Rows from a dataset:
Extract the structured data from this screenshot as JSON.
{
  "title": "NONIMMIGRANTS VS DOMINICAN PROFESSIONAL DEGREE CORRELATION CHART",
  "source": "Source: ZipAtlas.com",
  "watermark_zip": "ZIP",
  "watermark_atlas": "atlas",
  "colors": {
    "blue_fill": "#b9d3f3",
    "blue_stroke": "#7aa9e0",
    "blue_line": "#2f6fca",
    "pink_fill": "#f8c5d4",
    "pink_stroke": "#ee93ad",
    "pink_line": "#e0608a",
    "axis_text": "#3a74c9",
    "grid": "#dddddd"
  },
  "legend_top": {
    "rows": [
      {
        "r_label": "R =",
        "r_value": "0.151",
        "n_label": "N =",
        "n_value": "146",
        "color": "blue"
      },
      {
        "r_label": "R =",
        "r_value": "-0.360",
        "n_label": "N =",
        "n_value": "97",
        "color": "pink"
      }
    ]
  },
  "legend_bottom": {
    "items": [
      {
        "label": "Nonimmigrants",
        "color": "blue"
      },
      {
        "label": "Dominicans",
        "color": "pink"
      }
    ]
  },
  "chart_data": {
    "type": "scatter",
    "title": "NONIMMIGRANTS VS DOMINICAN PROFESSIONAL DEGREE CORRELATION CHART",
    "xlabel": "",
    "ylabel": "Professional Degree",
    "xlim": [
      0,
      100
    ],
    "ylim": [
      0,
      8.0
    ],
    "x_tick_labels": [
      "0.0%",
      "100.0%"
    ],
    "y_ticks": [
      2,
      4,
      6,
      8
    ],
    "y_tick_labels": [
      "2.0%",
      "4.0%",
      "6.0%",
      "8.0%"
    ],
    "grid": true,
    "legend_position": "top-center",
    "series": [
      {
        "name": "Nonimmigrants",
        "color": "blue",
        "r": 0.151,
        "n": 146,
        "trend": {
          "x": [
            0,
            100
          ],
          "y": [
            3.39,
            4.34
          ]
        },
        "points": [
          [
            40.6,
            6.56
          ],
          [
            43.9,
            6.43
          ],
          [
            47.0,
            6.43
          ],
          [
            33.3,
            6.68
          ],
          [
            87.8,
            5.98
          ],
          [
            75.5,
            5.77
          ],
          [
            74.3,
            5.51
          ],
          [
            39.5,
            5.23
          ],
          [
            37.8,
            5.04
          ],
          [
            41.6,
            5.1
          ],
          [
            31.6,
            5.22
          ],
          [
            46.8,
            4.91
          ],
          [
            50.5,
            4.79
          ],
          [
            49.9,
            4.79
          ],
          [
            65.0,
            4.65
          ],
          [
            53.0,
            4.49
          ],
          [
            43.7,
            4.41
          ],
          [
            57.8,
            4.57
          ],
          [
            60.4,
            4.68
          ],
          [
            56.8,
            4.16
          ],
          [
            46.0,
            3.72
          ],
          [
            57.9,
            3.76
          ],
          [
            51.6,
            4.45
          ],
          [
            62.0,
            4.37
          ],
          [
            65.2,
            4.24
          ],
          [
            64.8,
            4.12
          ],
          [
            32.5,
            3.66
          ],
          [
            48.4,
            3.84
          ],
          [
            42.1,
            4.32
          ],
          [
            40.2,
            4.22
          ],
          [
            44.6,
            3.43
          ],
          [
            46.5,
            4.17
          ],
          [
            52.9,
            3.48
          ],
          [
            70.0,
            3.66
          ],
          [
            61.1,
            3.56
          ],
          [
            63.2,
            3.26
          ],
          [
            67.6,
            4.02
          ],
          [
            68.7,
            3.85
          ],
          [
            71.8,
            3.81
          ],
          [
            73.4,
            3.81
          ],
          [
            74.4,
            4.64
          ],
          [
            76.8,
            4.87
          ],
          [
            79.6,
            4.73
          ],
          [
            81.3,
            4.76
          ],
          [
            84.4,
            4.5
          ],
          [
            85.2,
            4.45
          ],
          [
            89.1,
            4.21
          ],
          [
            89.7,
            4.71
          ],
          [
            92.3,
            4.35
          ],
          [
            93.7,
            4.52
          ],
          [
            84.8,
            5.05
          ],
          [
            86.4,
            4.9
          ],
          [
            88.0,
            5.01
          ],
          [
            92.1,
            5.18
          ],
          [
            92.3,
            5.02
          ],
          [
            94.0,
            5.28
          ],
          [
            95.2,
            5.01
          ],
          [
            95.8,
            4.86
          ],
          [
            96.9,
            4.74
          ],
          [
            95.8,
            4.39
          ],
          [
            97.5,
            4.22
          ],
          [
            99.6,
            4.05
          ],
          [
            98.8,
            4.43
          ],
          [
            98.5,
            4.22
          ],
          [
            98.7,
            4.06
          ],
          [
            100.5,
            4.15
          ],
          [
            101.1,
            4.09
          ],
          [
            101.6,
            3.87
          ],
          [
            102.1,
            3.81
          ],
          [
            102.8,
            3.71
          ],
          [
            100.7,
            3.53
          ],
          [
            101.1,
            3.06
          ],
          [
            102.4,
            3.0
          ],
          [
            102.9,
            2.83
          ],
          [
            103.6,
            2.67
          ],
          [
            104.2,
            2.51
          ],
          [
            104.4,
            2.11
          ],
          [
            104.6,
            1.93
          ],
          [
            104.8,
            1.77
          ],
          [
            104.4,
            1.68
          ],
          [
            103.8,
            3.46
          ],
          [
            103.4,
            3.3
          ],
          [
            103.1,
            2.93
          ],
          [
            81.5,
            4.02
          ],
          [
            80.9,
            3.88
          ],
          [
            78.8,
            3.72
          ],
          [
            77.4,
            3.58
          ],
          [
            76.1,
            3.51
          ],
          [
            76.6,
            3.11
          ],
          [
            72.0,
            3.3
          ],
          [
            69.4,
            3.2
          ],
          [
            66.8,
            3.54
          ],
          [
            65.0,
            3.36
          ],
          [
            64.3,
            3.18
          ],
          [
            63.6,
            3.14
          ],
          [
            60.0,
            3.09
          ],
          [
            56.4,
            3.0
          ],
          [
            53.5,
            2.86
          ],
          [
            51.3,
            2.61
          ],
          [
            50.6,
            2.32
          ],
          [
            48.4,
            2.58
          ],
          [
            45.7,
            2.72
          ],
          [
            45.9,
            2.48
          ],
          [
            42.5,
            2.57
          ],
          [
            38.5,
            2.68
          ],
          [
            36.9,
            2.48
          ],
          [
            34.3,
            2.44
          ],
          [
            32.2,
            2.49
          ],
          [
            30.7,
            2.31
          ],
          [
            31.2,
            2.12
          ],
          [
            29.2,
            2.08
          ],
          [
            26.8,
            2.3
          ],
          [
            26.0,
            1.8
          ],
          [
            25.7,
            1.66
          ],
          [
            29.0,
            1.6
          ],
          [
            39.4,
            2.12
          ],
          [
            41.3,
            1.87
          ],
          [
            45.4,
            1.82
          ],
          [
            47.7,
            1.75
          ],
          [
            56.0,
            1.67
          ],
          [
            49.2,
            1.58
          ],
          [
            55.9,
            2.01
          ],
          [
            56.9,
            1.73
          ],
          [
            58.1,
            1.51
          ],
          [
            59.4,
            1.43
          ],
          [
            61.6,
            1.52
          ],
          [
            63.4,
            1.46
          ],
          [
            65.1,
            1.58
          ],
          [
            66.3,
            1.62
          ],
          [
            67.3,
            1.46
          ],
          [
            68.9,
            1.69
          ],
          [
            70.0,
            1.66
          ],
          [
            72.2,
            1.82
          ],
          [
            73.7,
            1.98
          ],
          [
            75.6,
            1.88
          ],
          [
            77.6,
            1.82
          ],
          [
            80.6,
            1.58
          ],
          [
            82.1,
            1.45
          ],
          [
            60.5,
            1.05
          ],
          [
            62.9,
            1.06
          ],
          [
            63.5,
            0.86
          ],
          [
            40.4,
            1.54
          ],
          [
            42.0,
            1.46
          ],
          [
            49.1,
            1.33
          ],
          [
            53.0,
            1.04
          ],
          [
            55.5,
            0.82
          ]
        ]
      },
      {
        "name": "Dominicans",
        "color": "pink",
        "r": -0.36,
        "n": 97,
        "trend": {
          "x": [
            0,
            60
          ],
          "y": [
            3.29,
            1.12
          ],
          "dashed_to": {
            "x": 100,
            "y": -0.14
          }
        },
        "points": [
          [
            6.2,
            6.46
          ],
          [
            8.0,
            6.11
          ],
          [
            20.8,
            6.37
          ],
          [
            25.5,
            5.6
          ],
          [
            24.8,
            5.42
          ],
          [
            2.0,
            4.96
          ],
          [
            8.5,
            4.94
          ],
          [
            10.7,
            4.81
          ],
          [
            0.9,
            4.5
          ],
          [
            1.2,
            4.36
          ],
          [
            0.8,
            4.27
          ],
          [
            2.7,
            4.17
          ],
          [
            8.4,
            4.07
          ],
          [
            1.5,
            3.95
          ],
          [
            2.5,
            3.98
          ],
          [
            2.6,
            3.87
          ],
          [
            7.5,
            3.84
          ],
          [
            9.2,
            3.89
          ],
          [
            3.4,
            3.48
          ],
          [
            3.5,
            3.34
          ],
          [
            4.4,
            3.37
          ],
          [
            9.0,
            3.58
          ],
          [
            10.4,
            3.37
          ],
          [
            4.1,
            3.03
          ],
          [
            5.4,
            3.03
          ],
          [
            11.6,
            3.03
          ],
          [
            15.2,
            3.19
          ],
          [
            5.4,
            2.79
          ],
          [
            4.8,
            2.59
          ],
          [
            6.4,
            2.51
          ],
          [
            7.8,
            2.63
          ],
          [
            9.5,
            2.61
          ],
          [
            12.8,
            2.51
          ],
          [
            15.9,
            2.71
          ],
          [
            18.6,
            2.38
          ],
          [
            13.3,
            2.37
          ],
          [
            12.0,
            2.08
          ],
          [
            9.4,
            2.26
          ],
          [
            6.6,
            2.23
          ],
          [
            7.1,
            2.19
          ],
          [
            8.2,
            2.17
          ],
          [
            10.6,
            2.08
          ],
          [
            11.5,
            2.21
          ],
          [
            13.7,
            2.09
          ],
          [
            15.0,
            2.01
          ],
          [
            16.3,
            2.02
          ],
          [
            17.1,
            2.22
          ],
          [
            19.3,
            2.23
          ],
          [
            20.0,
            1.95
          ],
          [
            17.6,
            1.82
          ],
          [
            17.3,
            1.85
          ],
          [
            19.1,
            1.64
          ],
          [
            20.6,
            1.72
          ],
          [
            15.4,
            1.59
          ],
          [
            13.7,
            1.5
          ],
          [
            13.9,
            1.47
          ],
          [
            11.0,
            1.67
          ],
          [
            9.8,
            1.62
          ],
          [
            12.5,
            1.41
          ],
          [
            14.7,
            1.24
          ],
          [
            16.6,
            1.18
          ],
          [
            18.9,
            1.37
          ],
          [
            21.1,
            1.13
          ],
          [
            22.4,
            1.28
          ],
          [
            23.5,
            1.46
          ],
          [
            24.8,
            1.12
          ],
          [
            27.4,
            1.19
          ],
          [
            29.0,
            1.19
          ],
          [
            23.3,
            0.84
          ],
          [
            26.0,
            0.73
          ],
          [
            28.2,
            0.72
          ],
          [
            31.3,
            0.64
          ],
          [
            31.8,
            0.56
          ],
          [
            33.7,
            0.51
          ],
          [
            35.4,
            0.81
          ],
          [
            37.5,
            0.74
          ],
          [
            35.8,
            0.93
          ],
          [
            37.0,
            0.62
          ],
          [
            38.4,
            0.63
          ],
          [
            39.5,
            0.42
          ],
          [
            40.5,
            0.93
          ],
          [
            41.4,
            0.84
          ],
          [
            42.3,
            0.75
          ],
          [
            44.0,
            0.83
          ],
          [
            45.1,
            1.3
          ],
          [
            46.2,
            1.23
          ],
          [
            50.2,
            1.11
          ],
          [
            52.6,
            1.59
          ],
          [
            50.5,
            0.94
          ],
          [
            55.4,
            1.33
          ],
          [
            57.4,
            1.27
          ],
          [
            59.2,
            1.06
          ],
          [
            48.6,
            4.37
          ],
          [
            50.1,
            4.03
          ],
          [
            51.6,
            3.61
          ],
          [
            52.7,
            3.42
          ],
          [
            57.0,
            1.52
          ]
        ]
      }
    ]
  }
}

• _What to produce_:
Make a copy of each line that contains the string "CORRELATION".

• _Final result_:
  "title": "NONIMMIGRANTS VS DOMINICAN PROFESSIONAL DEGREE CORRELATION CHART",
    "title": "NONIMMIGRANTS VS DOMINICAN PROFESSIONAL DEGREE CORRELATION CHART",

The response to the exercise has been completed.